● **What you will do**
Copy out all the records below word for word, leaving the pictures out of your answer.

● **Dataset excerpts**
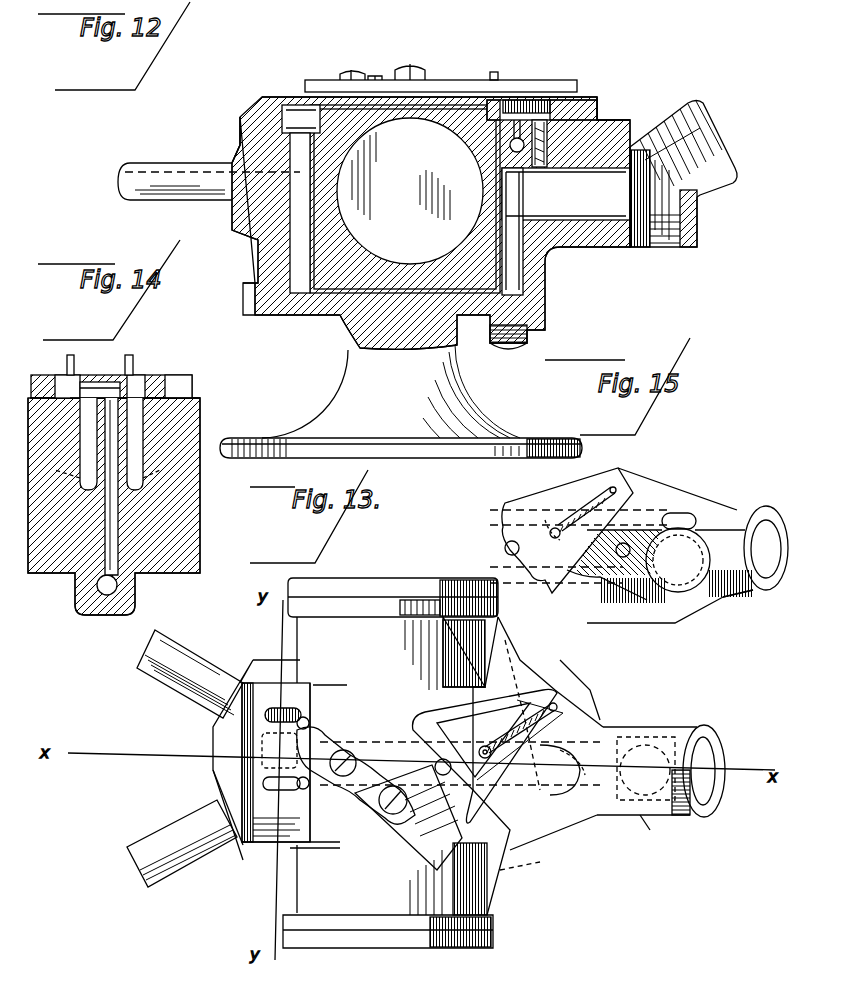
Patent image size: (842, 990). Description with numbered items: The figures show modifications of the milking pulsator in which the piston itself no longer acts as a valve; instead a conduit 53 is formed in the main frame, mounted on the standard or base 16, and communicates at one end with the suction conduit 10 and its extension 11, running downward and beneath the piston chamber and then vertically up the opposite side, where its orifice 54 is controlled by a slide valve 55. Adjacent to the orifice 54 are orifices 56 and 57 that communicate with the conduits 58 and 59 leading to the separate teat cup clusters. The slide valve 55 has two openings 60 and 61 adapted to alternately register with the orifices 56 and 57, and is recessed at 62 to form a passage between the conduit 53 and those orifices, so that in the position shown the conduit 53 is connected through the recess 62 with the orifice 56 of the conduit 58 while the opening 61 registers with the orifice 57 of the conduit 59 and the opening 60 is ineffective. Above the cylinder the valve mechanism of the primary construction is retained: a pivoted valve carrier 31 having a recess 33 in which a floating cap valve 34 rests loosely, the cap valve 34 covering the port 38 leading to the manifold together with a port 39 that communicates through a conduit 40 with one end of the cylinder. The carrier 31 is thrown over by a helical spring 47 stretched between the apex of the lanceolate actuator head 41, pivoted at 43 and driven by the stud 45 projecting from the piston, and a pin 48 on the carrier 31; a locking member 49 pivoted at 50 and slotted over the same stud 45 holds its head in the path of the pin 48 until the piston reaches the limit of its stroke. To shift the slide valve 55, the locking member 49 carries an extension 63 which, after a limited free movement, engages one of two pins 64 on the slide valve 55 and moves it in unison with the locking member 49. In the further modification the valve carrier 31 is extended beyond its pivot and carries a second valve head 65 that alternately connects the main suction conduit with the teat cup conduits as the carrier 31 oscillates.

In FIG. 12, the suction conduit 10 is at (728, 150).
In FIG. 13, the suction conduit 10 is at (726, 778).
In FIG. 12, the suction conduit extension 11 is at (660, 250).
In FIG. 13, the suction conduit extension 11 is at (670, 825).
In FIG. 12, the standard or base 16 is at (391, 391).
In FIG. 12, the valve carrier 31 is at (585, 80).
In FIG. 13, the valve carrier 31 is at (588, 690).
In FIG. 15, the valve carrier 31 is at (690, 480).
In FIG. 12, the recess or chamber 33 is at (405, 206).
In FIG. 12, the floating cap valve 34 is at (512, 98).
In FIG. 13, the floating cap valve 34 is at (620, 730).
In FIG. 12, the port or conduit 38 is at (600, 118).
In FIG. 13, the port or conduit 38 is at (575, 838).
In FIG. 15, the port or conduit 38 is at (633, 493).
In FIG. 12, the port 39 is at (540, 110).
In FIG. 13, the port 39 is at (575, 690).
In FIG. 15, the port 39 is at (598, 592).
In FIG. 12, the conduit 40 is at (545, 120).
In FIG. 13, the conduit 40 is at (510, 650).
In FIG. 12, the valve actuator head 41 is at (455, 80).
In FIG. 13, the valve actuator head 41 is at (425, 712).
In FIG. 15, the valve actuator head 41 is at (500, 500).
In FIG. 13, the actuator pivot 43 is at (434, 758).
In FIG. 12, the stud 45 is at (412, 64).
In FIG. 13, the stud 45 is at (388, 815).
In FIG. 13, the helical spring 47 is at (545, 685).
In FIG. 15, the helical spring 47 is at (600, 485).
In FIG. 12, the stud or pin 48 is at (492, 72).
In FIG. 13, the stud or pin 48 is at (478, 748).
In FIG. 12, the locking member 49 is at (372, 76).
In FIG. 13, the locking member 49 is at (408, 817).
In FIG. 12, the locking member pivot 50 is at (348, 70).
In FIG. 13, the locking member pivot 50 is at (356, 758).
In FIG. 14, the conduit 53 is at (120, 582).
In FIG. 13, the conduit 53 is at (356, 765).
In FIG. 12, the orifice 54 is at (250, 122).
In FIG. 14, the orifice 54 is at (190, 384).
In FIG. 13, the orifice 54 is at (250, 758).
In FIG. 15, the orifice 54 is at (752, 510).
In FIG. 12, the slide valve 55 is at (290, 104).
In FIG. 14, the slide valve 55 is at (160, 375).
In FIG. 13, the slide valve 55 is at (298, 692).
In FIG. 14, the orifice 56 is at (80, 440).
In FIG. 13, the orifice 56 is at (213, 720).
In FIG. 15, the orifice 56 is at (695, 512).
In FIG. 14, the orifice 57 is at (143, 440).
In FIG. 13, the orifice 57 is at (225, 790).
In FIG. 15, the orifice 57 is at (710, 612).
In FIG. 12, the conduit 58 is at (170, 170).
In FIG. 14, the conduit 58 is at (55, 478).
In FIG. 13, the conduit 58 is at (140, 672).
In FIG. 14, the conduit 59 is at (180, 475).
In FIG. 13, the conduit 59 is at (170, 835).
In FIG. 14, the opening 60 is at (64, 375).
In FIG. 13, the opening 60 is at (312, 715).
In FIG. 14, the opening 61 is at (143, 376).
In FIG. 13, the opening 61 is at (305, 800).
In FIG. 12, the recess 62 is at (298, 104).
In FIG. 14, the recess 62 is at (102, 382).
In FIG. 13, the extension 63 is at (305, 740).
In FIG. 14, the studs or pins 64 is at (72, 355).
In FIG. 13, the studs or pins 64 is at (312, 720).
In FIG. 15, the second valve head 65 is at (700, 515).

● **Exercise solution**
Patent image size: (842, 990). Description with numbered items: The figures show modifications of the milking pulsator in which the piston itself no longer acts as a valve; instead a conduit 53 is formed in the main frame, mounted on the standard or base 16, and communicates at one end with the suction conduit 10 and its extension 11, running downward and beneath the piston chamber and then vertically up the opposite side, where its orifice 54 is controlled by a slide valve 55. Adjacent to the orifice 54 are orifices 56 and 57 that communicate with the conduits 58 and 59 leading to the separate teat cup clusters. The slide valve 55 has two openings 60 and 61 adapted to alternately register with the orifices 56 and 57, and is recessed at 62 to form a passage between the conduit 53 and those orifices, so that in the position shown the conduit 53 is connected through the recess 62 with the orifice 56 of the conduit 58 while the opening 61 registers with the orifice 57 of the conduit 59 and the opening 60 is ineffective. Above the cylinder the valve mechanism of the primary construction is retained: a pivoted valve carrier 31 having a recess 33 in which a floating cap valve 34 rests loosely, the cap valve 34 covering the port 38 leading to the manifold together with a port 39 that communicates through a conduit 40 with one end of the cylinder. The carrier 31 is thrown over by a helical spring 47 stretched between the apex of the lanceolate actuator head 41, pivoted at 43 and driven by the stud 45 projecting from the piston, and a pin 48 on the carrier 31; a locking member 49 pivoted at 50 and slotted over the same stud 45 holds its head in the path of the pin 48 until the piston reaches the limit of its stroke. To shift the slide valve 55, the locking member 49 carries an extension 63 which, after a limited free movement, engages one of two pins 64 on the slide valve 55 and moves it in unison with the locking member 49. In the further modification the valve carrier 31 is extended beyond its pivot and carries a second valve head 65 that alternately connects the main suction conduit with the teat cup conduits as the carrier 31 oscillates.

In FIG. 12, the suction conduit 10 is at (728, 150).
In FIG. 13, the suction conduit 10 is at (726, 778).
In FIG. 12, the suction conduit extension 11 is at (660, 250).
In FIG. 13, the suction conduit extension 11 is at (670, 825).
In FIG. 12, the standard or base 16 is at (391, 391).
In FIG. 12, the valve carrier 31 is at (585, 80).
In FIG. 13, the valve carrier 31 is at (588, 690).
In FIG. 15, the valve carrier 31 is at (690, 480).
In FIG. 12, the recess or chamber 33 is at (405, 206).
In FIG. 12, the floating cap valve 34 is at (512, 98).
In FIG. 13, the floating cap valve 34 is at (620, 730).
In FIG. 12, the port or conduit 38 is at (600, 118).
In FIG. 13, the port or conduit 38 is at (575, 838).
In FIG. 15, the port or conduit 38 is at (633, 493).
In FIG. 12, the port 39 is at (540, 110).
In FIG. 13, the port 39 is at (575, 690).
In FIG. 15, the port 39 is at (598, 592).
In FIG. 12, the conduit 40 is at (545, 120).
In FIG. 13, the conduit 40 is at (510, 650).
In FIG. 12, the valve actuator head 41 is at (455, 80).
In FIG. 13, the valve actuator head 41 is at (425, 712).
In FIG. 15, the valve actuator head 41 is at (500, 500).
In FIG. 13, the actuator pivot 43 is at (434, 758).
In FIG. 12, the stud 45 is at (412, 64).
In FIG. 13, the stud 45 is at (388, 815).
In FIG. 13, the helical spring 47 is at (545, 685).
In FIG. 15, the helical spring 47 is at (600, 485).
In FIG. 12, the stud or pin 48 is at (492, 72).
In FIG. 13, the stud or pin 48 is at (478, 748).
In FIG. 12, the locking member 49 is at (372, 76).
In FIG. 13, the locking member 49 is at (408, 817).
In FIG. 12, the locking member pivot 50 is at (348, 70).
In FIG. 13, the locking member pivot 50 is at (356, 758).
In FIG. 14, the conduit 53 is at (120, 582).
In FIG. 13, the conduit 53 is at (356, 765).
In FIG. 12, the orifice 54 is at (250, 122).
In FIG. 14, the orifice 54 is at (190, 384).
In FIG. 13, the orifice 54 is at (250, 758).
In FIG. 15, the orifice 54 is at (752, 510).
In FIG. 12, the slide valve 55 is at (290, 104).
In FIG. 14, the slide valve 55 is at (160, 375).
In FIG. 13, the slide valve 55 is at (298, 692).
In FIG. 14, the orifice 56 is at (80, 440).
In FIG. 13, the orifice 56 is at (213, 720).
In FIG. 15, the orifice 56 is at (695, 512).
In FIG. 14, the orifice 57 is at (143, 440).
In FIG. 13, the orifice 57 is at (225, 790).
In FIG. 15, the orifice 57 is at (710, 612).
In FIG. 12, the conduit 58 is at (170, 170).
In FIG. 14, the conduit 58 is at (55, 478).
In FIG. 13, the conduit 58 is at (140, 672).
In FIG. 14, the conduit 59 is at (180, 475).
In FIG. 13, the conduit 59 is at (170, 835).
In FIG. 14, the opening 60 is at (64, 375).
In FIG. 13, the opening 60 is at (312, 715).
In FIG. 14, the opening 61 is at (143, 376).
In FIG. 13, the opening 61 is at (305, 800).
In FIG. 12, the recess 62 is at (298, 104).
In FIG. 14, the recess 62 is at (102, 382).
In FIG. 13, the extension 63 is at (305, 740).
In FIG. 14, the studs or pins 64 is at (72, 355).
In FIG. 13, the studs or pins 64 is at (312, 720).
In FIG. 15, the second valve head 65 is at (700, 515).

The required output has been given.